## TEXT

=====

Sophie Monks Kaufman


Juliette Binoche explains how to chase freedom on feminine terms

The French actor gave an inspiring talk about gender equality at the Cannes Film Festival.

It’s hard to keep the conversation about gender representation in film fresh. Bringing art to activism is a question of being more creative than simply trotting out the party line, repeatedly, until death. Trust Juliette Binoche – the Palme d’Or and Oscar-winning French actress, who has worked with art-house dons like Jean-Luc Godard, Michael Haneke, Hou Hsiao-Hsien, Abbas Kiarostami and Krzysztof Kieślowski, not to mention, turned Steven Spielberg down three times – to offer a spirited and inclusive take on achieving gender equality.

“It’s not about only women,” said Binoche, speaking at a Women in Motion talk at this year’s Cannes Film Festival, “It’s also awakening the need in men to talk about the feminine, because the world, the way it’s happening, it feels frightening. We need to open up to another layer of the self, which is another way… the concept of life, the feeling of life, feeling another space inside us.”

=====

## INFORMATION SHOWN
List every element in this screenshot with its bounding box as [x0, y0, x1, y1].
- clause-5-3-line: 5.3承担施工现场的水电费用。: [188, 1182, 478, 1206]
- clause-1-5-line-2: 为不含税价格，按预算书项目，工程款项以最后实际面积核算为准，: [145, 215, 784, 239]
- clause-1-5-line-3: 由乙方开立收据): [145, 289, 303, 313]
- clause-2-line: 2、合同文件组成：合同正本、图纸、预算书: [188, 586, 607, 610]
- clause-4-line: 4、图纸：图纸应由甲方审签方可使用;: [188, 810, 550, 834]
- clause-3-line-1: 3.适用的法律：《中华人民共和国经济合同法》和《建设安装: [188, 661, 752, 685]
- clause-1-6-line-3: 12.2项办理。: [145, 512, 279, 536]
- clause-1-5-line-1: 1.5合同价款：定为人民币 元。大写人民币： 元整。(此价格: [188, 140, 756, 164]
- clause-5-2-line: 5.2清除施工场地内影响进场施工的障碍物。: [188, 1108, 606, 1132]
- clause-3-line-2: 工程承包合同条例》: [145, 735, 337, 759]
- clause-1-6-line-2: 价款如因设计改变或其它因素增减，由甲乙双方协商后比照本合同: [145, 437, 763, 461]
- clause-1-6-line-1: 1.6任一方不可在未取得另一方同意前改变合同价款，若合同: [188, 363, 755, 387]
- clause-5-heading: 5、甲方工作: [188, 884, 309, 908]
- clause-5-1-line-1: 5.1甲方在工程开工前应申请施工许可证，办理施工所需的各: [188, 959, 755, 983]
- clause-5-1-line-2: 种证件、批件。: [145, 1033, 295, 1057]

=====

## WHAT YOU NEED TO DO
• a. Reproduce the part of the Binoche article starting with "Sophie Monks Kaufman" and going on through "Cannes Film Festival.".
• b. Pick out every line in the records that contains the string "办理施工所需的各".

## PER-TASK OUTPUTS
• a.
Sophie Monks Kaufman


Juliette Binoche explains how to chase freedom on feminine terms

The French actor gave an inspiring talk about gender equality at the Cannes Film Festival.

• b.
- clause-5-1-line-1: 5.1甲方在工程开工前应申请施工许可证，办理施工所需的各: [188, 959, 755, 983]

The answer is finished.